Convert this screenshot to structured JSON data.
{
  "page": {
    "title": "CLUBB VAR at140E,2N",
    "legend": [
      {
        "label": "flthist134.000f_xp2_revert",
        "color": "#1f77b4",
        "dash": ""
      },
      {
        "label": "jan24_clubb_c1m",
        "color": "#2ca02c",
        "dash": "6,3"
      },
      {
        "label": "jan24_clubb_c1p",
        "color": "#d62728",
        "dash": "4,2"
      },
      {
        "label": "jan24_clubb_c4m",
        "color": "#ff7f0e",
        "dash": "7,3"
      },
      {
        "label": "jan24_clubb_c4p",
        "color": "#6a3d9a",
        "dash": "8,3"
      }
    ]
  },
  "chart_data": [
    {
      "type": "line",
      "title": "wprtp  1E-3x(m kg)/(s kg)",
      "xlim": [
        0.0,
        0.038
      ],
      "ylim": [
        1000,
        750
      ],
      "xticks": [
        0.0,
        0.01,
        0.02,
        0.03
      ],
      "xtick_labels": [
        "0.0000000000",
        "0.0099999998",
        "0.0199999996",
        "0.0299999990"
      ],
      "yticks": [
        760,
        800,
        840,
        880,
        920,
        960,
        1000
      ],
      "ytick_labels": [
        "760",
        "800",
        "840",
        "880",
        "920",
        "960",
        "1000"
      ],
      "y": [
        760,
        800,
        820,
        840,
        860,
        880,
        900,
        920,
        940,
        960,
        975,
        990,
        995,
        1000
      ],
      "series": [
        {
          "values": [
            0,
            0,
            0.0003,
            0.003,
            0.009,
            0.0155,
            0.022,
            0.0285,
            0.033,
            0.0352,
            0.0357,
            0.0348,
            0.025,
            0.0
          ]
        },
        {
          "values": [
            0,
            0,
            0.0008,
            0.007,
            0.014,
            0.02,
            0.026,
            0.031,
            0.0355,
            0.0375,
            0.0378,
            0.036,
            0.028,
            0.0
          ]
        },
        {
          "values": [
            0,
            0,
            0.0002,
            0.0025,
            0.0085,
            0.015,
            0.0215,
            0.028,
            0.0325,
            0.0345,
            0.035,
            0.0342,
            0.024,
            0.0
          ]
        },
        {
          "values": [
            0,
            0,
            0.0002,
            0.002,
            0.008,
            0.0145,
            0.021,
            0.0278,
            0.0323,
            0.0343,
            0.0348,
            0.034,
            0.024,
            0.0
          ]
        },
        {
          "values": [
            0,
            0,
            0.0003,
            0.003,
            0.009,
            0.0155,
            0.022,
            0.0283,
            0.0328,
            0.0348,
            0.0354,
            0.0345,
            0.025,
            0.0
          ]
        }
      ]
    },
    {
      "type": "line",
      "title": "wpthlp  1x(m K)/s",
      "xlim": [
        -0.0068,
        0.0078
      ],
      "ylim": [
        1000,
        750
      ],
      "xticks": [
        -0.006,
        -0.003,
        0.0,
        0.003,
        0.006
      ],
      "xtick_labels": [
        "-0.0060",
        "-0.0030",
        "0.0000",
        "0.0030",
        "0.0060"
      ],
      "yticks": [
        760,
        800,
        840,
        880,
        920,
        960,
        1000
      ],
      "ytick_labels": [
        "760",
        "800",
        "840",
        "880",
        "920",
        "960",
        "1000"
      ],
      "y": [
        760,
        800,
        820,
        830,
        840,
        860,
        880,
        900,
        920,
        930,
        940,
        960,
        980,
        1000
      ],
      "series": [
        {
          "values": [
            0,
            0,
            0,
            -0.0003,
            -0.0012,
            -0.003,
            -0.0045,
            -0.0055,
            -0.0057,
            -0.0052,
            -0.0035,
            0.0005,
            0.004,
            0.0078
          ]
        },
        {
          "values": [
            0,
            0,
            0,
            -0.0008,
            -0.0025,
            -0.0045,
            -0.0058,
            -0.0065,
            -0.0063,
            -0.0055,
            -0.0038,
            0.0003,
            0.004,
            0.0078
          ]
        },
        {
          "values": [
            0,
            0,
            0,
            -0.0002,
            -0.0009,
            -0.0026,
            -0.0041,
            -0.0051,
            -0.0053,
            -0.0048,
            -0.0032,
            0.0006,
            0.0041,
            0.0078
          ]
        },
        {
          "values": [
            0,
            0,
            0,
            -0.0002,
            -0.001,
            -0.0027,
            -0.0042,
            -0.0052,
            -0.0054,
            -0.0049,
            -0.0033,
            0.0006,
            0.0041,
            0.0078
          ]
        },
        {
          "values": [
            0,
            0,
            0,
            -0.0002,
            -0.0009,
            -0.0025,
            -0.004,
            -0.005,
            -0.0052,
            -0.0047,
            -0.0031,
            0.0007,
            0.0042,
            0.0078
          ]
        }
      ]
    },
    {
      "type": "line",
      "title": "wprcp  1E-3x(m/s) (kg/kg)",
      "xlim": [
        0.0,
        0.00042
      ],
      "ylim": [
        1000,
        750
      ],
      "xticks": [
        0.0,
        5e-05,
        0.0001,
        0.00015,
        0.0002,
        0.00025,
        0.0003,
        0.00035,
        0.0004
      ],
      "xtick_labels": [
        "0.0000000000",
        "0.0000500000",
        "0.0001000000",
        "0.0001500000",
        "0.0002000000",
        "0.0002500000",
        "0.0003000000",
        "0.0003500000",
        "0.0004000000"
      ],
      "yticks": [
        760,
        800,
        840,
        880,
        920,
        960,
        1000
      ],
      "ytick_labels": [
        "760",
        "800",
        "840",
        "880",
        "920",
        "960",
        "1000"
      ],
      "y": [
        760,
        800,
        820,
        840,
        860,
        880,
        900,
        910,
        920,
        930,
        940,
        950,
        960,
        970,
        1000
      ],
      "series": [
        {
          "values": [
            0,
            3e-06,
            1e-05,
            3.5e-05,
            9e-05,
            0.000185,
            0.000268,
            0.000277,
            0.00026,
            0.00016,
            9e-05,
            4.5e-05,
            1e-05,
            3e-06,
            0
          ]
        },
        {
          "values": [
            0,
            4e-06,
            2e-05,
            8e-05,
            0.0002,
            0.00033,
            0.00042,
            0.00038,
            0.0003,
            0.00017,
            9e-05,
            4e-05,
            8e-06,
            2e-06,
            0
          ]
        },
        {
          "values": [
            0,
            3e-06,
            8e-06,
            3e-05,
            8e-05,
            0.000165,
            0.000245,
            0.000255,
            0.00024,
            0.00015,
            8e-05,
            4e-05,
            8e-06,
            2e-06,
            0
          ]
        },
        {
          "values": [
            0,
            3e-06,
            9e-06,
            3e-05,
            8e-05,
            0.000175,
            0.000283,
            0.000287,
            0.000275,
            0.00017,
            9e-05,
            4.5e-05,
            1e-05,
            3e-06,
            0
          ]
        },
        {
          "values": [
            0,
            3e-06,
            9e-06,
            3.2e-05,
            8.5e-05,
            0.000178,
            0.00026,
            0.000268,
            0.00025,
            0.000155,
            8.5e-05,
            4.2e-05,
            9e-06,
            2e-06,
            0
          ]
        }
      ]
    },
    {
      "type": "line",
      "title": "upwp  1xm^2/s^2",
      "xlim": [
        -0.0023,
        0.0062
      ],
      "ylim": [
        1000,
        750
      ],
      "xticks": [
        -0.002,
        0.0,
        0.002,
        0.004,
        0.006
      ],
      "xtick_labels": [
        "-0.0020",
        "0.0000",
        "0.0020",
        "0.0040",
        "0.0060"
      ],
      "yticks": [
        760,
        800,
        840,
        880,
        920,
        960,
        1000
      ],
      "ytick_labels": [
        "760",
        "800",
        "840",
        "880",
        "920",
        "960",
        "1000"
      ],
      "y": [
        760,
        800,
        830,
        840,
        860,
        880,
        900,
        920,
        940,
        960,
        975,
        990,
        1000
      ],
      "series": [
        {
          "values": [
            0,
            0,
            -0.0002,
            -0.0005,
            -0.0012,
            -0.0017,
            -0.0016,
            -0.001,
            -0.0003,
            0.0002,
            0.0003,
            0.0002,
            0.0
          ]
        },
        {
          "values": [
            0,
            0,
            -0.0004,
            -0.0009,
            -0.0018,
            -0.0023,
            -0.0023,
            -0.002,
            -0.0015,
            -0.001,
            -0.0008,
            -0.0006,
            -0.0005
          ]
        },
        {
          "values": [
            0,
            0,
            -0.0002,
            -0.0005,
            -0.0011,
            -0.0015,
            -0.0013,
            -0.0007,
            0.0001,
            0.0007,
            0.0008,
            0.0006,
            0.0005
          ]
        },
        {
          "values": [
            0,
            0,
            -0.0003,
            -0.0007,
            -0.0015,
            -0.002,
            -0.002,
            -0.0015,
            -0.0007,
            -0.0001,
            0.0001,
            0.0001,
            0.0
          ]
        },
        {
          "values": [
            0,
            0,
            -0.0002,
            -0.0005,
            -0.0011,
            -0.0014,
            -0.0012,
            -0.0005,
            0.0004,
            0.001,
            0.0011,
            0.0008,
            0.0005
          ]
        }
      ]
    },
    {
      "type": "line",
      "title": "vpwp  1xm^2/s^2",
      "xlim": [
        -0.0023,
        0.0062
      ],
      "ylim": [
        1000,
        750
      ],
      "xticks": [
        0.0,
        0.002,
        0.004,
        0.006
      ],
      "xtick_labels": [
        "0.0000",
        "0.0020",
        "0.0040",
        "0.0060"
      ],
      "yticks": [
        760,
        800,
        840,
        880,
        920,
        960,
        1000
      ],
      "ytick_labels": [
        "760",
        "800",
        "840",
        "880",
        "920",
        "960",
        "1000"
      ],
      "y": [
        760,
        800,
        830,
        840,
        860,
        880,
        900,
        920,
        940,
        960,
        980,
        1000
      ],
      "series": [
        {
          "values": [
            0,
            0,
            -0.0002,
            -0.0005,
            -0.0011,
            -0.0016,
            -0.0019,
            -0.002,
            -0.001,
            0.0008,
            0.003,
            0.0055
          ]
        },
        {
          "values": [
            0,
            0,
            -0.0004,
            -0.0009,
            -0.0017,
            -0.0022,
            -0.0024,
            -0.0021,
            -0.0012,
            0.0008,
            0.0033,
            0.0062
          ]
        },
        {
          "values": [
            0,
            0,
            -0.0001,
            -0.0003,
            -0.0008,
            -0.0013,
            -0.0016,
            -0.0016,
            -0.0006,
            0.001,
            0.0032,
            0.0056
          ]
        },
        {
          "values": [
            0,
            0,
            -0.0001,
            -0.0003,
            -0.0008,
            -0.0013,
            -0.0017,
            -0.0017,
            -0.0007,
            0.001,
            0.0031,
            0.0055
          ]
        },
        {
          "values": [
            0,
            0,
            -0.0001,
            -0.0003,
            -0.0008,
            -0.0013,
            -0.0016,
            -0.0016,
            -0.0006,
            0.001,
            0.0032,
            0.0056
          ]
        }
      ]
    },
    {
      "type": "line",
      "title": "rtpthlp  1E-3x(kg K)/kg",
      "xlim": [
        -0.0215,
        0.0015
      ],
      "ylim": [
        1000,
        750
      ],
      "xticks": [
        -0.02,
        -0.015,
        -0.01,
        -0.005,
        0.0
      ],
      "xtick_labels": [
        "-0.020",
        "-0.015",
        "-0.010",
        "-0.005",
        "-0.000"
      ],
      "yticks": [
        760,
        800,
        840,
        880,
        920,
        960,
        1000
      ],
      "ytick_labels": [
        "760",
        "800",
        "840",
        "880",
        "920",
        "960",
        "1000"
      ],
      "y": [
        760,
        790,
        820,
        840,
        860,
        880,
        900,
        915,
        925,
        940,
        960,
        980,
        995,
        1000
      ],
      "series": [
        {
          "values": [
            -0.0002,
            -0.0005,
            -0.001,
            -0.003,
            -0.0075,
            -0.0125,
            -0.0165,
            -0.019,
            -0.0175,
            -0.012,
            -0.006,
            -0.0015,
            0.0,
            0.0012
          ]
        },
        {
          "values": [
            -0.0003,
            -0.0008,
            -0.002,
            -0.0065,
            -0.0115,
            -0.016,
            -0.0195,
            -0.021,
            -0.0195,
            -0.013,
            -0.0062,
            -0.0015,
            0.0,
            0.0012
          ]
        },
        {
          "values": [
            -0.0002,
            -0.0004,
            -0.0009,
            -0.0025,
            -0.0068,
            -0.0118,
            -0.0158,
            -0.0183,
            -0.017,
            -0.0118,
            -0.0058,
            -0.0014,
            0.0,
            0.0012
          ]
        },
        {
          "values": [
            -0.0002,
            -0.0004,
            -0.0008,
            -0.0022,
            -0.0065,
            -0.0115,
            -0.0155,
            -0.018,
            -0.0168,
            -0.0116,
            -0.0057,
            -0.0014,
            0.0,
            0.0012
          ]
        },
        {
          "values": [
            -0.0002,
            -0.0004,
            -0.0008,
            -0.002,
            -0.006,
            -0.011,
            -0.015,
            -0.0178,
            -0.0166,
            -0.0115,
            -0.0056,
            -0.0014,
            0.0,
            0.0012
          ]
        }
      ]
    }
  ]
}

• **Short task**
Find "title". Copy every line it occurs in.

• **Exercise answer**
    "title": "CLUBB VAR at140E,2N",
      "title": "wprtp  1E-3x(m kg)/(s kg)",
      "title": "wpthlp  1x(m K)/s",
      "title": "wprcp  1E-3x(m/s) (kg/kg)",
      "title": "upwp  1xm^2/s^2",
      "title": "vpwp  1xm^2/s^2",
      "title": "rtpthlp  1E-3x(kg K)/kg",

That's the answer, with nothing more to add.